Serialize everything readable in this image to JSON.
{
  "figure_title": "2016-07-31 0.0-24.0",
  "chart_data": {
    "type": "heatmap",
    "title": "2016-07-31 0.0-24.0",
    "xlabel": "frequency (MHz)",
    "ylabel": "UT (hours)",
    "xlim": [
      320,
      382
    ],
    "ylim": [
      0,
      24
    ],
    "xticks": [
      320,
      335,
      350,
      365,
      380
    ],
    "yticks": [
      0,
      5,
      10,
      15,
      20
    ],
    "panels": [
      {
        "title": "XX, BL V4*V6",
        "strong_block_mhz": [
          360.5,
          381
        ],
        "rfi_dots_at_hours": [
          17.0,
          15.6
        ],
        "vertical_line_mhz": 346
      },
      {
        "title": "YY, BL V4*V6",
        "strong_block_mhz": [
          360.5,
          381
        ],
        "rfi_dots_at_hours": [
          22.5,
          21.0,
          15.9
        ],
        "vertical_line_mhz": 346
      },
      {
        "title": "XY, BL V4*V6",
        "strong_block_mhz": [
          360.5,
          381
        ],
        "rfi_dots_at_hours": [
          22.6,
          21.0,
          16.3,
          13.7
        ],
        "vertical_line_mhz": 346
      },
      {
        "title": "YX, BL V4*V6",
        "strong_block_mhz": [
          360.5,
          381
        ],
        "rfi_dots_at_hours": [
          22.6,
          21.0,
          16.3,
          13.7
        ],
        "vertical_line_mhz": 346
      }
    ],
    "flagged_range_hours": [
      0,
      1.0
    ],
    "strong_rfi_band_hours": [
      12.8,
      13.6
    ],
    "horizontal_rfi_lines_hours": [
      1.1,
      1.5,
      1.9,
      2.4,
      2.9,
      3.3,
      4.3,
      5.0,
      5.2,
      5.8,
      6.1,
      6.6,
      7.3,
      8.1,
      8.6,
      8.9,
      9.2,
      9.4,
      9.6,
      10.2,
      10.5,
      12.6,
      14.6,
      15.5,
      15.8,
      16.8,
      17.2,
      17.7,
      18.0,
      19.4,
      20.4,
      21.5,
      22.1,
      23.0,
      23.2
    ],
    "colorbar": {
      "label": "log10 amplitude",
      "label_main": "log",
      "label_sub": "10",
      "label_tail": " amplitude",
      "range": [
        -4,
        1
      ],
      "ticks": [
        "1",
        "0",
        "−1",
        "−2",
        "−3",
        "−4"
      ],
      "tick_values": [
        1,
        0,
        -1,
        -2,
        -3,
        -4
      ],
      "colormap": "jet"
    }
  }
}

------------

- EXERCISE AIM
Nothing should be changed: write out all of the data as is.

- EXERCISE OUTPUT
Serialize everything readable in this image to JSON.
{
  "figure_title": "2016-07-31 0.0-24.0",
  "chart_data": {
    "type": "heatmap",
    "title": "2016-07-31 0.0-24.0",
    "xlabel": "frequency (MHz)",
    "ylabel": "UT (hours)",
    "xlim": [
      320,
      382
    ],
    "ylim": [
      0,
      24
    ],
    "xticks": [
      320,
      335,
      350,
      365,
      380
    ],
    "yticks": [
      0,
      5,
      10,
      15,
      20
    ],
    "panels": [
      {
        "title": "XX, BL V4*V6",
        "strong_block_mhz": [
          360.5,
          381
        ],
        "rfi_dots_at_hours": [
          17.0,
          15.6
        ],
        "vertical_line_mhz": 346
      },
      {
        "title": "YY, BL V4*V6",
        "strong_block_mhz": [
          360.5,
          381
        ],
        "rfi_dots_at_hours": [
          22.5,
          21.0,
          15.9
        ],
        "vertical_line_mhz": 346
      },
      {
        "title": "XY, BL V4*V6",
        "strong_block_mhz": [
          360.5,
          381
        ],
        "rfi_dots_at_hours": [
          22.6,
          21.0,
          16.3,
          13.7
        ],
        "vertical_line_mhz": 346
      },
      {
        "title": "YX, BL V4*V6",
        "strong_block_mhz": [
          360.5,
          381
        ],
        "rfi_dots_at_hours": [
          22.6,
          21.0,
          16.3,
          13.7
        ],
        "vertical_line_mhz": 346
      }
    ],
    "flagged_range_hours": [
      0,
      1.0
    ],
    "strong_rfi_band_hours": [
      12.8,
      13.6
    ],
    "horizontal_rfi_lines_hours": [
      1.1,
      1.5,
      1.9,
      2.4,
      2.9,
      3.3,
      4.3,
      5.0,
      5.2,
      5.8,
      6.1,
      6.6,
      7.3,
      8.1,
      8.6,
      8.9,
      9.2,
      9.4,
      9.6,
      10.2,
      10.5,
      12.6,
      14.6,
      15.5,
      15.8,
      16.8,
      17.2,
      17.7,
      18.0,
      19.4,
      20.4,
      21.5,
      22.1,
      23.0,
      23.2
    ],
    "colorbar": {
      "label": "log10 amplitude",
      "label_main": "log",
      "label_sub": "10",
      "label_tail": " amplitude",
      "range": [
        -4,
        1
      ],
      "ticks": [
        "1",
        "0",
        "−1",
        "−2",
        "−3",
        "−4"
      ],
      "tick_values": [
        1,
        0,
        -1,
        -2,
        -3,
        -4
      ],
      "colormap": "jet"
    }
  }
}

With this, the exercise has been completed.